'''

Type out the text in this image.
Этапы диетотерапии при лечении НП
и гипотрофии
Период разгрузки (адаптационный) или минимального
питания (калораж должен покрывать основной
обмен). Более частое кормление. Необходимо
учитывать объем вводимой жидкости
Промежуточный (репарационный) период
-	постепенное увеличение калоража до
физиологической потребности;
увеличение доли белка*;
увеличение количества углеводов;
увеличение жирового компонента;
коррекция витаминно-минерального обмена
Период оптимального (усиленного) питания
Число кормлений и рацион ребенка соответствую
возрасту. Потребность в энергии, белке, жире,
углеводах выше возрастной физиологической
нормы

'''
'''

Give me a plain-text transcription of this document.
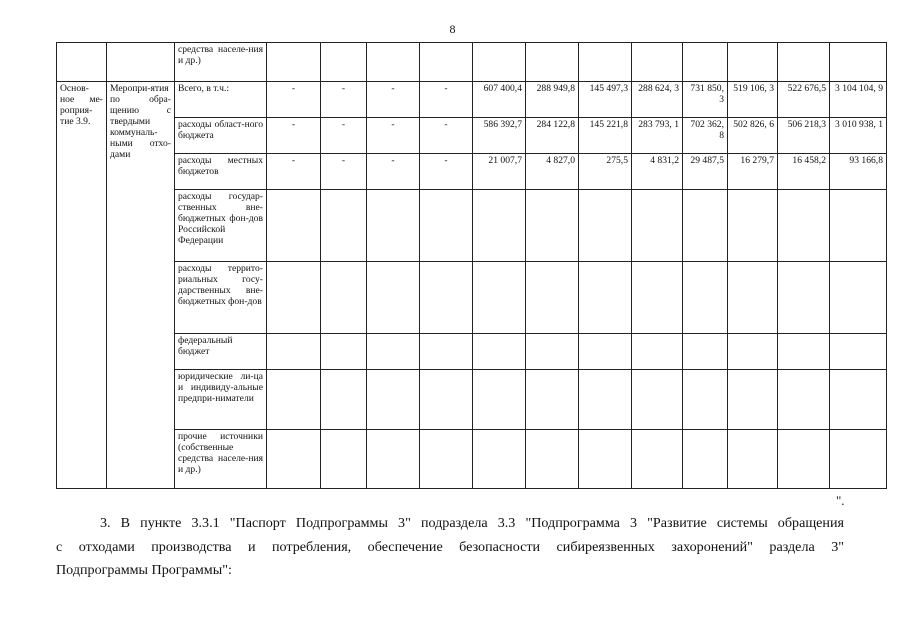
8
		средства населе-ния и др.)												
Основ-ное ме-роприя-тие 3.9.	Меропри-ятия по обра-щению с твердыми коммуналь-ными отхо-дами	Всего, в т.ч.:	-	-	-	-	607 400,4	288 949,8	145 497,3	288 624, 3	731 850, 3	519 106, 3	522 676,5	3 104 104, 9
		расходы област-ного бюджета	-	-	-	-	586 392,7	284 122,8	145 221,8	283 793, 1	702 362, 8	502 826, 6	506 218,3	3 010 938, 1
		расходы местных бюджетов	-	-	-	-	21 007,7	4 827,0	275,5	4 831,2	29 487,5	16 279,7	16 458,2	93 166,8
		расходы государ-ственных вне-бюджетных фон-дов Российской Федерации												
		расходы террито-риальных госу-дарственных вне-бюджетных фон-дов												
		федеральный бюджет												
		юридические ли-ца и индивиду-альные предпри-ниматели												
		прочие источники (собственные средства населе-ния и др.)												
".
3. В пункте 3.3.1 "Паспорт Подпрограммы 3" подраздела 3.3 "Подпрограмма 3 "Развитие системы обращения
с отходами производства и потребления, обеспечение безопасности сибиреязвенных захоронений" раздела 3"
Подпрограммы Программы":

'''

## [OBJECTIVE]
Where a line in the entries holds the word "расходы", copy that line.

## [RESPONSE]
		расходы област-ного бюджета	-	-	-	-	586 392,7	284 122,8	145 221,8	283 793, 1	702 362, 8	502 826, 6	506 218,3	3 010 938, 1
		расходы местных бюджетов	-	-	-	-	21 007,7	4 827,0	275,5	4 831,2	29 487,5	16 279,7	16 458,2	93 166,8
		расходы государ-ственных вне-бюджетных фон-дов Российской Федерации												
		расходы террито-риальных госу-дарственных вне-бюджетных фон-дов												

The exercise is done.